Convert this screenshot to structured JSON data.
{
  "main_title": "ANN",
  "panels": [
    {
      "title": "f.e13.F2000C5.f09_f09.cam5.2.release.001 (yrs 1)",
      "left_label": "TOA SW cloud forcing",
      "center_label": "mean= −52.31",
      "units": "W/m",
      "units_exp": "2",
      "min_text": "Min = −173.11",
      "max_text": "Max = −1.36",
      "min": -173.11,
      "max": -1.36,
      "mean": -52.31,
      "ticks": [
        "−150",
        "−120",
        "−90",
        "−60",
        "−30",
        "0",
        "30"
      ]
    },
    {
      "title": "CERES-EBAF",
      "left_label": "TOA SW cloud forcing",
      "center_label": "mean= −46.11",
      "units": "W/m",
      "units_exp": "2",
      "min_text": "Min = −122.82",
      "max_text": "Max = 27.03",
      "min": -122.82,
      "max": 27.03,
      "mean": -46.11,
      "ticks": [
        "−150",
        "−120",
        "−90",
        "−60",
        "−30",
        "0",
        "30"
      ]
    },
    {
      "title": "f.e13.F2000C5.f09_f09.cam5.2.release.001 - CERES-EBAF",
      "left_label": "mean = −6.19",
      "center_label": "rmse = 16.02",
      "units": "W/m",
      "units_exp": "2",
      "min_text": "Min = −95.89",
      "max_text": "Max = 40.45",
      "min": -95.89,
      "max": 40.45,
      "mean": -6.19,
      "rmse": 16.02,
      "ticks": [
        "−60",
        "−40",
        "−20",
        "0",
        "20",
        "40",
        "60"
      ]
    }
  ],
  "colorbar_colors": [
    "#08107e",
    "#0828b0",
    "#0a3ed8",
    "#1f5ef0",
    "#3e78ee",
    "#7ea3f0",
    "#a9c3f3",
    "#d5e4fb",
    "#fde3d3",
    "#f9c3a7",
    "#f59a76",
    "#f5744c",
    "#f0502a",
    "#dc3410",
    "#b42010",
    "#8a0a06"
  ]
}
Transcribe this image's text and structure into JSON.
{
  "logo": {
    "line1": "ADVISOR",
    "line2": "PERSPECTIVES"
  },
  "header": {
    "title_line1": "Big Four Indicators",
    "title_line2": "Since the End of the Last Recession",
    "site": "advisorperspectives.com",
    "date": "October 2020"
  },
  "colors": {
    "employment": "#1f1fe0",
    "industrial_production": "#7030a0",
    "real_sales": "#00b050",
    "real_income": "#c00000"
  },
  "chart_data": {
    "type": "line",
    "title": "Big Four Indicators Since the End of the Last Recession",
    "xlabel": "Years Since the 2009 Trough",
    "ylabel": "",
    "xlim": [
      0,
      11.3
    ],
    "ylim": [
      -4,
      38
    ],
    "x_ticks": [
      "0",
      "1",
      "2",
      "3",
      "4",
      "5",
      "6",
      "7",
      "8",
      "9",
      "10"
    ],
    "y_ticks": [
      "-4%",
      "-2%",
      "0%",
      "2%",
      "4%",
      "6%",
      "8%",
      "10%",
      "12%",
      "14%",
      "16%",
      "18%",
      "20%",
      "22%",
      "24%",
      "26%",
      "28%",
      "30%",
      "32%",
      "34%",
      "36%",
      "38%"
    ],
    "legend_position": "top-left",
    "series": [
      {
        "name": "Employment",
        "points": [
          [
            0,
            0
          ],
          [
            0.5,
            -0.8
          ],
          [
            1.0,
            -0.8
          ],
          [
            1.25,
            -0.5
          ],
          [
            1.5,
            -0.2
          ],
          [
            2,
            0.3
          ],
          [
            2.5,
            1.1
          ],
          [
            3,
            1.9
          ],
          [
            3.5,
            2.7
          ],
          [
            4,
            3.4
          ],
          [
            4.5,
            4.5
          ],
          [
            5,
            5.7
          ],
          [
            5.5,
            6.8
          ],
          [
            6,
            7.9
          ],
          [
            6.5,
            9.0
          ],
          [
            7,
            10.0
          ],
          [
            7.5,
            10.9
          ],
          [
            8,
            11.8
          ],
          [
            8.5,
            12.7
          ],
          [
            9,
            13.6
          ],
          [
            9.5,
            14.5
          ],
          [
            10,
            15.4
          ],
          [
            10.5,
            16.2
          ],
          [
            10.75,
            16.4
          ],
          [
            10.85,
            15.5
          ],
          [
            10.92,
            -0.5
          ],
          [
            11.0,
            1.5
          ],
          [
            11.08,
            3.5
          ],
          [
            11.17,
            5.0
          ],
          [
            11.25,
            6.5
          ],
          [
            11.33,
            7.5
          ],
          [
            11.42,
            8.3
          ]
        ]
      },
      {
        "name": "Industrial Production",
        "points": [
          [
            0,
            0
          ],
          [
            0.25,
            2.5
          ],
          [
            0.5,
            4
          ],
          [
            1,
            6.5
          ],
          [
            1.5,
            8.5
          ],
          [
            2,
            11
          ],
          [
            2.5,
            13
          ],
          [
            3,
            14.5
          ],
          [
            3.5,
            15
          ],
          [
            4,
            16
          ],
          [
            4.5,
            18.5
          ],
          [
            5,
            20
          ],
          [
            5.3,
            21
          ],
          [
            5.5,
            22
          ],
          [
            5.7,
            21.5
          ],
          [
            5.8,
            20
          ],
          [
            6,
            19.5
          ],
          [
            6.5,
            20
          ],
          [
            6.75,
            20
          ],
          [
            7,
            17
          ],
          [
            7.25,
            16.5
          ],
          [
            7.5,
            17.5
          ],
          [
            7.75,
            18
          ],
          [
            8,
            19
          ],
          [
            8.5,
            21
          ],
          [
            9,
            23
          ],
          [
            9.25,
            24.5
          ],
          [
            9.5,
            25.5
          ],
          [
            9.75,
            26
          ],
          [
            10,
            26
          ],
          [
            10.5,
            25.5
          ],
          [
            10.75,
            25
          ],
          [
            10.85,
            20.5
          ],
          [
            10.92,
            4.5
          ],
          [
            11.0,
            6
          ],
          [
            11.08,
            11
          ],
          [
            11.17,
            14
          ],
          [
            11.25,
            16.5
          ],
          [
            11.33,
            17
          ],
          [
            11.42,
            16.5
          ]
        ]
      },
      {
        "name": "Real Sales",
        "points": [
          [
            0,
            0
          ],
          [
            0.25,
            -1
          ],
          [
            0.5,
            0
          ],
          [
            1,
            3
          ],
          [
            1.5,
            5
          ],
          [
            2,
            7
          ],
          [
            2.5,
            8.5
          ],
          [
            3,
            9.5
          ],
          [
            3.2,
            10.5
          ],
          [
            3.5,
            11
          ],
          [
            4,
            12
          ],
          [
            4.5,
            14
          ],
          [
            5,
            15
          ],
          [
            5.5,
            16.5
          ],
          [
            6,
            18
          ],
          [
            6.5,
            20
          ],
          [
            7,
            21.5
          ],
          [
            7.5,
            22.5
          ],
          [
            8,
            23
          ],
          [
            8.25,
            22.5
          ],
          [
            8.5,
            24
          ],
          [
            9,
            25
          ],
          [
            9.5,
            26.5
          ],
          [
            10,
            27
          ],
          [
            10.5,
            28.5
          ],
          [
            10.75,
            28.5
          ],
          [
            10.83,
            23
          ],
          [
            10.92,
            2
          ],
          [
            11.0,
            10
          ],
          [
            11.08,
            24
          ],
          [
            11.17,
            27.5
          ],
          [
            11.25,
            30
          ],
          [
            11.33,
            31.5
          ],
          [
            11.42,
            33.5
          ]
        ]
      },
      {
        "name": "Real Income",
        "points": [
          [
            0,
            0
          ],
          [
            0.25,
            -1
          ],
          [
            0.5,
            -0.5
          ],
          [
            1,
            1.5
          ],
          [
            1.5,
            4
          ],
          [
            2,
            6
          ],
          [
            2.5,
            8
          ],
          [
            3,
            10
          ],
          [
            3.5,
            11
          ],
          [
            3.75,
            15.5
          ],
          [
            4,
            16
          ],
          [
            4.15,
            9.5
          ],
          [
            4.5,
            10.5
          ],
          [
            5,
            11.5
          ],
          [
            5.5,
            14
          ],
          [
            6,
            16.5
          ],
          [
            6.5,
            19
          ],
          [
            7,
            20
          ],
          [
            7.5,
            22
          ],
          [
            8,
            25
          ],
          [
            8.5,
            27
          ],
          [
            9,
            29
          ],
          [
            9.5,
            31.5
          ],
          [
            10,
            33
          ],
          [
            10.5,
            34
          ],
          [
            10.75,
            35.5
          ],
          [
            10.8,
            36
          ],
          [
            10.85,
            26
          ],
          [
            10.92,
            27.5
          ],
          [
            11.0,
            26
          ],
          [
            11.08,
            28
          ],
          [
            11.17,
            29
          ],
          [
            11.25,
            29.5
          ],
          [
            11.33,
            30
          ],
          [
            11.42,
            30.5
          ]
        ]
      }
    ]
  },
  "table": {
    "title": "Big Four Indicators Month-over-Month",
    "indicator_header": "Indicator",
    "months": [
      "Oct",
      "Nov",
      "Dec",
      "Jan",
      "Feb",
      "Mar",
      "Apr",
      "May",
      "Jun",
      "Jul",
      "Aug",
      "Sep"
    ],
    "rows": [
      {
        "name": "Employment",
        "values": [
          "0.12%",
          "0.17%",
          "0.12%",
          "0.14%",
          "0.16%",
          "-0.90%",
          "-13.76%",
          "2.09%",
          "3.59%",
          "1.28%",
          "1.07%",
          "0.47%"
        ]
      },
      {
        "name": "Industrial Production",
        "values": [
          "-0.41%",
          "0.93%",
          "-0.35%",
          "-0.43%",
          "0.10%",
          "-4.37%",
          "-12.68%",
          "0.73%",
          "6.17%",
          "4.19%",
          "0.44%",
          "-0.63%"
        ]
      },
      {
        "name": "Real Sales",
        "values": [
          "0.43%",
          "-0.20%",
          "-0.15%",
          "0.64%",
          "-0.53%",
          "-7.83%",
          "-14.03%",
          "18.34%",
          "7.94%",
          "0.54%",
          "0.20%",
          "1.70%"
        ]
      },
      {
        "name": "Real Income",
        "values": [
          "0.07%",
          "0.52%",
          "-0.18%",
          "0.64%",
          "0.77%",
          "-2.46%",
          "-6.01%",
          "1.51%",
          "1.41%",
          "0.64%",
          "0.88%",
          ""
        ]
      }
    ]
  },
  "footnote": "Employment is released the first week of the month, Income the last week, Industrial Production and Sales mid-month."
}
______________________________
**Problem to solve**:
Provide only the count of lines in the material above that hold the word "Recession".

**Correct output**:
2